* _THE EXERCISE_
Take the entries below and print all of them exactly, please.

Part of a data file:
## Begin

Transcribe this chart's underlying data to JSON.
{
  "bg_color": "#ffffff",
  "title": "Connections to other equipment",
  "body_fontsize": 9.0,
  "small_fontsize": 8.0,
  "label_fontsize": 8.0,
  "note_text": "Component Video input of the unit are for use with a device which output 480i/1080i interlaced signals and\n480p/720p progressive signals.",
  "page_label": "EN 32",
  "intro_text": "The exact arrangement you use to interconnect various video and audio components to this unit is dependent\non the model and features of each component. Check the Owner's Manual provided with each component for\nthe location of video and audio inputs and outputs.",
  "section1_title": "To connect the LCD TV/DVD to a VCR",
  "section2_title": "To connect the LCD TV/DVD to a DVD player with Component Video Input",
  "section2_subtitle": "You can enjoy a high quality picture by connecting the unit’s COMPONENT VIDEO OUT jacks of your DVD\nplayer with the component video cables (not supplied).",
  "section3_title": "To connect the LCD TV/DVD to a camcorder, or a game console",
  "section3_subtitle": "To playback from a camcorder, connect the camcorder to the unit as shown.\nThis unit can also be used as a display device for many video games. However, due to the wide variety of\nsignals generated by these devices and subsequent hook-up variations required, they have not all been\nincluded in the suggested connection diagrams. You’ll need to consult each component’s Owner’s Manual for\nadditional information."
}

## End

* _ANSWER BELOW_
Transcribe this chart's underlying data to JSON.
{
  "bg_color": "#ffffff",
  "title": "Connections to other equipment",
  "body_fontsize": 9.0,
  "small_fontsize": 8.0,
  "label_fontsize": 8.0,
  "note_text": "Component Video input of the unit are for use with a device which output 480i/1080i interlaced signals and\n480p/720p progressive signals.",
  "page_label": "EN 32",
  "intro_text": "The exact arrangement you use to interconnect various video and audio components to this unit is dependent\non the model and features of each component. Check the Owner's Manual provided with each component for\nthe location of video and audio inputs and outputs.",
  "section1_title": "To connect the LCD TV/DVD to a VCR",
  "section2_title": "To connect the LCD TV/DVD to a DVD player with Component Video Input",
  "section2_subtitle": "You can enjoy a high quality picture by connecting the unit’s COMPONENT VIDEO OUT jacks of your DVD\nplayer with the component video cables (not supplied).",
  "section3_title": "To connect the LCD TV/DVD to a camcorder, or a game console",
  "section3_subtitle": "To playback from a camcorder, connect the camcorder to the unit as shown.\nThis unit can also be used as a display device for many video games. However, due to the wide variety of\nsignals generated by these devices and subsequent hook-up variations required, they have not all been\nincluded in the suggested connection diagrams. You’ll need to consult each component’s Owner’s Manual for\nadditional information."
}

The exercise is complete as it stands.